Here are some records; quote them exactly, leaving out the pictures.

Collected data entries:

>>>

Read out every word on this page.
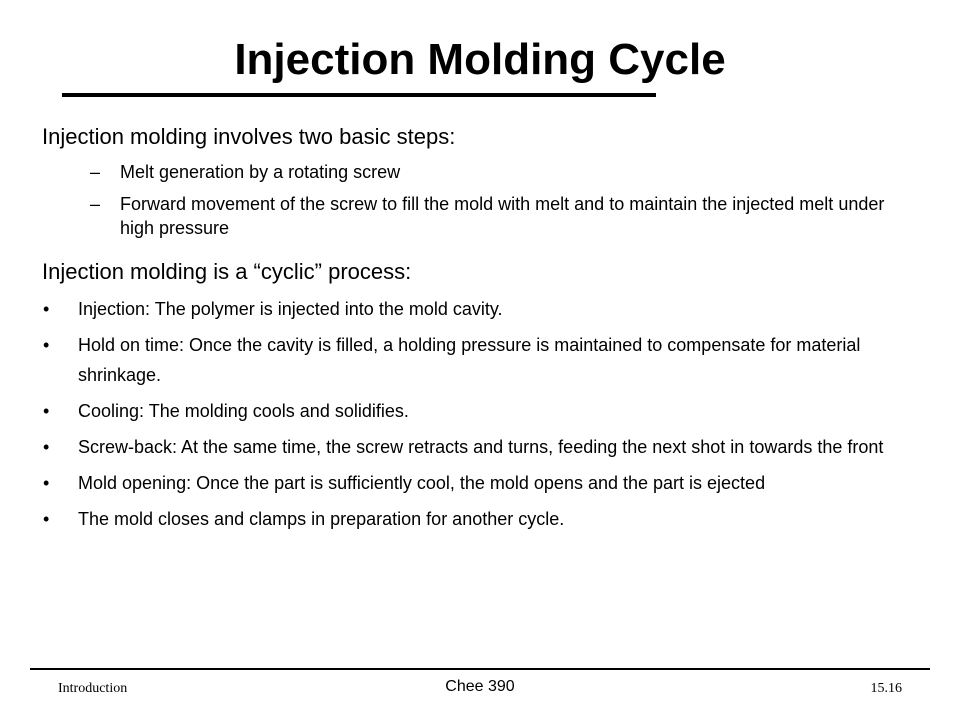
Injection Molding Cycle

Injection molding involves two basic steps:

– Melt generation by a rotating screw
– Forward movement of the screw to fill the mold with melt and to maintain the injected melt under high pressure

Injection molding is a “cyclic” process:

• Injection: The polymer is injected into the mold cavity.
• Hold on time: Once the cavity is filled, a holding pressure is maintained to compensate for material shrinkage.
• Cooling: The molding cools and solidifies.
• Screw-back: At the same time, the screw retracts and turns, feeding the next shot in towards the front
• Mold opening: Once the part is sufficiently cool, the mold opens and the part is ejected
• The mold closes and clamps in preparation for another cycle.
Introduction	Chee 390	15.16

<<<

FULL SOLUTION:
Read out every word on this page.
Injection Molding Cycle

Injection molding involves two basic steps:

– Melt generation by a rotating screw
– Forward movement of the screw to fill the mold with melt and to maintain the injected melt under high pressure

Injection molding is a “cyclic” process:

• Injection: The polymer is injected into the mold cavity.
• Hold on time: Once the cavity is filled, a holding pressure is maintained to compensate for material shrinkage.
• Cooling: The molding cools and solidifies.
• Screw-back: At the same time, the screw retracts and turns, feeding the next shot in towards the front
• Mold opening: Once the part is sufficiently cool, the mold opens and the part is ejected
• The mold closes and clamps in preparation for another cycle.
Introduction	Chee 390	15.16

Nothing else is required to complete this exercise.